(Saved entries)
--- begin ---

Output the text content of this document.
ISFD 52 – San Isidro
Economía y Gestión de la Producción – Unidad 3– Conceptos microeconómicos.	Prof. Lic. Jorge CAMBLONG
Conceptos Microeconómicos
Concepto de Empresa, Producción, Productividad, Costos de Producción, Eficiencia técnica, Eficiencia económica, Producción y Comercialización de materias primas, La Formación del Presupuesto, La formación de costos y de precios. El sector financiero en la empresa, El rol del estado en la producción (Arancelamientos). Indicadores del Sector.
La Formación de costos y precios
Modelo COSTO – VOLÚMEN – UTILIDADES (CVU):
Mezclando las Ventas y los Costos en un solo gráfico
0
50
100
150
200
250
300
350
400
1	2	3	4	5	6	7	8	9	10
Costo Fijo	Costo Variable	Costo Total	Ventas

--- end ---

What is being asked:
Take the entries above and copy them out exactly.

Result:
Output the text content of this document.
ISFD 52 – San Isidro
Economía y Gestión de la Producción – Unidad 3– Conceptos microeconómicos.	Prof. Lic. Jorge CAMBLONG
Conceptos Microeconómicos
Concepto de Empresa, Producción, Productividad, Costos de Producción, Eficiencia técnica, Eficiencia económica, Producción y Comercialización de materias primas, La Formación del Presupuesto, La formación de costos y de precios. El sector financiero en la empresa, El rol del estado en la producción (Arancelamientos). Indicadores del Sector.
La Formación de costos y precios
Modelo COSTO – VOLÚMEN – UTILIDADES (CVU):
Mezclando las Ventas y los Costos en un solo gráfico
0
50
100
150
200
250
300
350
400
1	2	3	4	5	6	7	8	9	10
Costo Fijo	Costo Variable	Costo Total	Ventas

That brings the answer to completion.